>> start GIVEN INFORMATION

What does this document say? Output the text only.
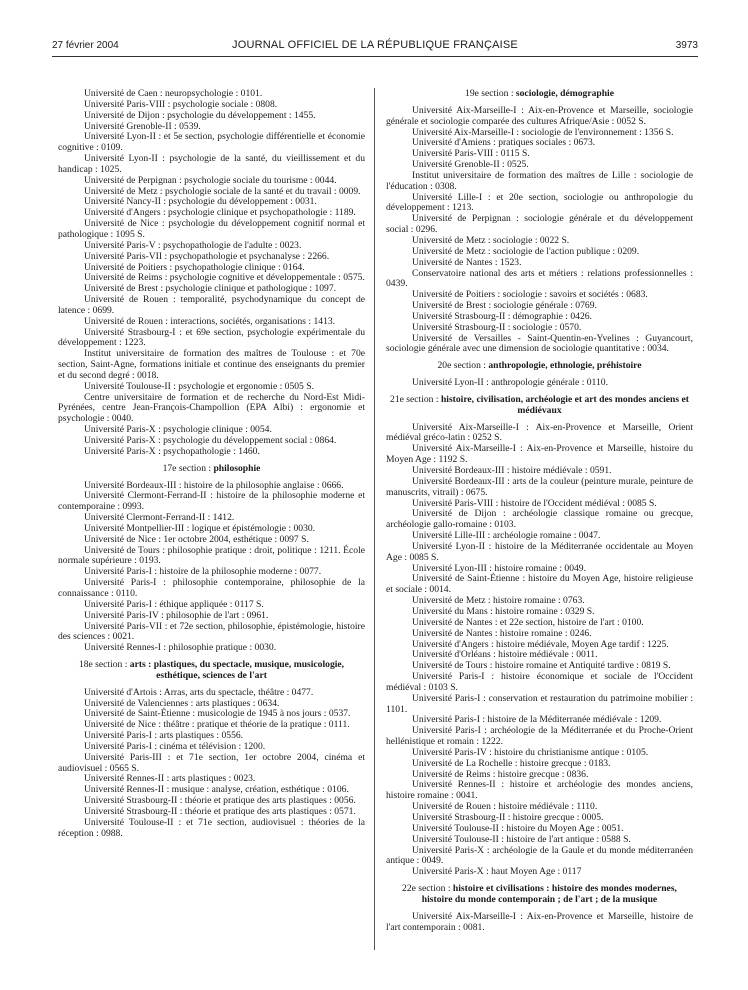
27 février 2004	JOURNAL OFFICIEL DE LA RÉPUBLIQUE FRANÇAISE	3973

Université de Caen : neuropsychologie : 0101.

Université Paris-VIII : psychologie sociale : 0808.

Université de Dijon : psychologie du développement : 1455.

Université Grenoble-II : 0539.

Université Lyon-II : et 5e section, psychologie différentielle et économie cognitive : 0109.

Université Lyon-II : psychologie de la santé, du vieillissement et du handicap : 1025.

Université de Perpignan : psychologie sociale du tourisme : 0044.

Université de Metz : psychologie sociale de la santé et du travail : 0009.

Université Nancy-II : psychologie du développement : 0031.

Université d'Angers : psychologie clinique et psychopathologie : 1189.

Université de Nice : psychologie du développement cognitif normal et pathologique : 1095 S.

Université Paris-V : psychopathologie de l'adulte : 0023.

Université Paris-VII : psychopathologie et psychanalyse : 2266.

Université de Poitiers : psychopathologie clinique : 0164.

Université de Reims : psychologie cognitive et développementale : 0575.

Université de Brest : psychologie clinique et pathologique : 1097.

Université de Rouen : temporalité, psychodynamique du concept de latence : 0699.

Université de Rouen : interactions, sociétés, organisations : 1413.

Université Strasbourg-I : et 69e section, psychologie expérimentale du développement : 1223.

Institut universitaire de formation des maîtres de Toulouse : et 70e section, Saint-Agne, formations initiale et continue des enseignants du premier et du second degré : 0018.

Université Toulouse-II : psychologie et ergonomie : 0505 S.

Centre universitaire de formation et de recherche du Nord-Est Midi-Pyrénées, centre Jean-François-Champollion (EPA Albi) : ergonomie et psychologie : 0040.

Université Paris-X : psychologie clinique : 0054.

Université Paris-X : psychologie du développement social : 0864.

Université Paris-X : psychopathologie : 1460.

17e section : philosophie

Université Bordeaux-III : histoire de la philosophie anglaise : 0666.

Université Clermont-Ferrand-II : histoire de la philosophie moderne et contemporaine : 0993.

Université Clermont-Ferrand-II : 1412.

Université Montpellier-III : logique et épistémologie : 0030.

Université de Nice : 1er octobre 2004, esthétique : 0097 S.

Université de Tours : philosophie pratique : droit, politique : 1211. École normale supérieure : 0193.

Université Paris-I : histoire de la philosophie moderne : 0077.

Université Paris-I : philosophie contemporaine, philosophie de la connaissance : 0110.

Université Paris-I : éthique appliquée : 0117 S.

Université Paris-IV : philosophie de l'art : 0961.

Université Paris-VII : et 72e section, philosophie, épistémologie, histoire des sciences : 0021.

Université Rennes-I : philosophie pratique : 0030.

18e section : arts : plastiques, du spectacle, musique, musicologie, esthétique, sciences de l'art

Université d'Artois : Arras, arts du spectacle, théâtre : 0477.

Université de Valenciennes : arts plastiques : 0634.

Université de Saint-Étienne : musicologie de 1945 à nos jours : 0537.

Université de Nice : théâtre : pratique et théorie de la pratique : 0111.

Université Paris-I : arts plastiques : 0556.

Université Paris-I : cinéma et télévision : 1200.

Université Paris-III : et 71e section, 1er octobre 2004, cinéma et audiovisuel : 0565 S.

Université Rennes-II : arts plastiques : 0023.

Université Rennes-II : musique : analyse, création, esthétique : 0106.

Université Strasbourg-II : théorie et pratique des arts plastiques : 0056.

Université Strasbourg-II : théorie et pratique des arts plastiques : 0571.

Université Toulouse-II : et 71e section, audiovisuel : théories de la réception : 0988.

19e section : sociologie, démographie

Université Aix-Marseille-I : Aix-en-Provence et Marseille, sociologie générale et sociologie comparée des cultures Afrique/Asie : 0052 S.

Université Aix-Marseille-I : sociologie de l'environnement : 1356 S.

Université d'Amiens : pratiques sociales : 0673.

Université Paris-VIII : 0115 S.

Université Grenoble-II : 0525.

Institut universitaire de formation des maîtres de Lille : sociologie de l'éducation : 0308.

Université Lille-I : et 20e section, sociologie ou anthropologie du développement : 1213.

Université de Perpignan : sociologie générale et du développement social : 0296.

Université de Metz : sociologie : 0022 S.

Université de Metz : sociologie de l'action publique : 0209.

Université de Nantes : 1523.

Conservatoire national des arts et métiers : relations professionnelles : 0439.

Université de Poitiers : sociologie : savoirs et sociétés : 0683.

Université de Brest : sociologie générale : 0769.

Université Strasbourg-II : démographie : 0426.

Université Strasbourg-II : sociologie : 0570.

Université de Versailles - Saint-Quentin-en-Yvelines : Guyancourt, sociologie générale avec une dimension de sociologie quantitative : 0034.

20e section : anthropologie, ethnologie, préhistoire

Université Lyon-II : anthropologie générale : 0110.

21e section : histoire, civilisation, archéologie et art des mondes anciens et médiévaux

Université Aix-Marseille-I : Aix-en-Provence et Marseille, Orient médiéval gréco-latin : 0252 S.

Université Aix-Marseille-I : Aix-en-Provence et Marseille, histoire du Moyen Age : 1192 S.

Université Bordeaux-III : histoire médiévale : 0591.

Université Bordeaux-III : arts de la couleur (peinture murale, peinture de manuscrits, vitrail) : 0675.

Université Paris-VIII : histoire de l'Occident médiéval : 0085 S.

Université de Dijon : archéologie classique romaine ou grecque, archéologie gallo-romaine : 0103.

Université Lille-III : archéologie romaine : 0047.

Université Lyon-II : histoire de la Méditerranée occidentale au Moyen Age : 0085 S.

Université Lyon-III : histoire romaine : 0049.

Université de Saint-Étienne : histoire du Moyen Age, histoire religieuse et sociale : 0014.

Université de Metz : histoire romaine : 0763.

Université du Mans : histoire romaine : 0329 S.

Université de Nantes : et 22e section, histoire de l'art : 0100.

Université de Nantes : histoire romaine : 0246.

Université d'Angers : histoire médiévale, Moyen Age tardif : 1225.

Université d'Orléans : histoire médiévale : 0011.

Université de Tours : histoire romaine et Antiquité tardive : 0819 S.

Université Paris-I : histoire économique et sociale de l'Occident médiéval : 0103 S.

Université Paris-I : conservation et restauration du patrimoine mobilier : 1101.

Université Paris-I : histoire de la Méditerranée médiévale : 1209.

Université Paris-I : archéologie de la Méditerranée et du Proche-Orient hellénistique et romain : 1222.

Université Paris-IV : histoire du christianisme antique : 0105.

Université de La Rochelle : histoire grecque : 0183.

Université de Reims : histoire grecque : 0836.

Université Rennes-II : histoire et archéologie des mondes anciens, histoire romaine : 0041.

Université de Rouen : histoire médiévale : 1110.

Université Strasbourg-II : histoire grecque : 0005.

Université Toulouse-II : histoire du Moyen Age : 0051.

Université Toulouse-II : histoire de l'art antique : 0588 S.

Université Paris-X : archéologie de la Gaule et du monde méditerranéen antique : 0049.

Université Paris-X : haut Moyen Age : 0117

22e section : histoire et civilisations : histoire des mondes modernes, histoire du monde contemporain ; de l'art ; de la musique

Université Aix-Marseille-I : Aix-en-Provence et Marseille, histoire de l'art contemporain : 0081.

>> end GIVEN INFORMATION

WHAT YOU SHOULD DO | Across the material above, count every line holding "Reims" and write down only the number.

EXERCISE ANSWER | 2